**Written request**
Every line in the listing is to be echoed verbatim.

**Material provided**
════

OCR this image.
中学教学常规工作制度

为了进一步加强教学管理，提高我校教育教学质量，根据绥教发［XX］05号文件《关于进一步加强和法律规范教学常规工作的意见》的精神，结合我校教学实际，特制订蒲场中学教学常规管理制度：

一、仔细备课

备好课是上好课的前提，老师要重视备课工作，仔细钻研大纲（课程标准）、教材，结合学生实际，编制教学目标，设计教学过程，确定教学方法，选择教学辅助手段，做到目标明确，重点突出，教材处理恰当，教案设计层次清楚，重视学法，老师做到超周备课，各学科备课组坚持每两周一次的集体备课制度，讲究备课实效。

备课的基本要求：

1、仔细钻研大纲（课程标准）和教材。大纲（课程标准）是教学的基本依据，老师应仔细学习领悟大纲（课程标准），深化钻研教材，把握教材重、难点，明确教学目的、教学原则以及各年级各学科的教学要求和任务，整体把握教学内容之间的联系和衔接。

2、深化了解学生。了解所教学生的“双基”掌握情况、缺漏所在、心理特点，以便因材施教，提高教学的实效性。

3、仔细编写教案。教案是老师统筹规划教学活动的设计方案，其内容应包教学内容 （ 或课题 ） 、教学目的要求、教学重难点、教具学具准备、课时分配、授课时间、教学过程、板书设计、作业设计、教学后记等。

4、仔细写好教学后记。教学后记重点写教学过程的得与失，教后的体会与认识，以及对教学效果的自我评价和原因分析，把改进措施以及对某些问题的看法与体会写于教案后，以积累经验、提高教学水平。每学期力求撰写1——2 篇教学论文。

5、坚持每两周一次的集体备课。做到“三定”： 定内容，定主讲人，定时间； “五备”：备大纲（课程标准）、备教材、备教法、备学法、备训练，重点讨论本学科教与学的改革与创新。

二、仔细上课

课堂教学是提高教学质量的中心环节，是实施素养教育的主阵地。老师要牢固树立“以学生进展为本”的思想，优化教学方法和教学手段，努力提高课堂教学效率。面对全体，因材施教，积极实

════

**Solution to this task**
OCR this image.
中学教学常规工作制度

为了进一步加强教学管理，提高我校教育教学质量，根据绥教发［XX］05号文件《关于进一步加强和法律规范教学常规工作的意见》的精神，结合我校教学实际，特制订蒲场中学教学常规管理制度：

一、仔细备课

备好课是上好课的前提，老师要重视备课工作，仔细钻研大纲（课程标准）、教材，结合学生实际，编制教学目标，设计教学过程，确定教学方法，选择教学辅助手段，做到目标明确，重点突出，教材处理恰当，教案设计层次清楚，重视学法，老师做到超周备课，各学科备课组坚持每两周一次的集体备课制度，讲究备课实效。

备课的基本要求：

1、仔细钻研大纲（课程标准）和教材。大纲（课程标准）是教学的基本依据，老师应仔细学习领悟大纲（课程标准），深化钻研教材，把握教材重、难点，明确教学目的、教学原则以及各年级各学科的教学要求和任务，整体把握教学内容之间的联系和衔接。

2、深化了解学生。了解所教学生的“双基”掌握情况、缺漏所在、心理特点，以便因材施教，提高教学的实效性。

3、仔细编写教案。教案是老师统筹规划教学活动的设计方案，其内容应包教学内容 （ 或课题 ） 、教学目的要求、教学重难点、教具学具准备、课时分配、授课时间、教学过程、板书设计、作业设计、教学后记等。

4、仔细写好教学后记。教学后记重点写教学过程的得与失，教后的体会与认识，以及对教学效果的自我评价和原因分析，把改进措施以及对某些问题的看法与体会写于教案后，以积累经验、提高教学水平。每学期力求撰写1——2 篇教学论文。

5、坚持每两周一次的集体备课。做到“三定”： 定内容，定主讲人，定时间； “五备”：备大纲（课程标准）、备教材、备教法、备学法、备训练，重点讨论本学科教与学的改革与创新。

二、仔细上课

课堂教学是提高教学质量的中心环节，是实施素养教育的主阵地。老师要牢固树立“以学生进展为本”的思想，优化教学方法和教学手段，努力提高课堂教学效率。面对全体，因材施教，积极实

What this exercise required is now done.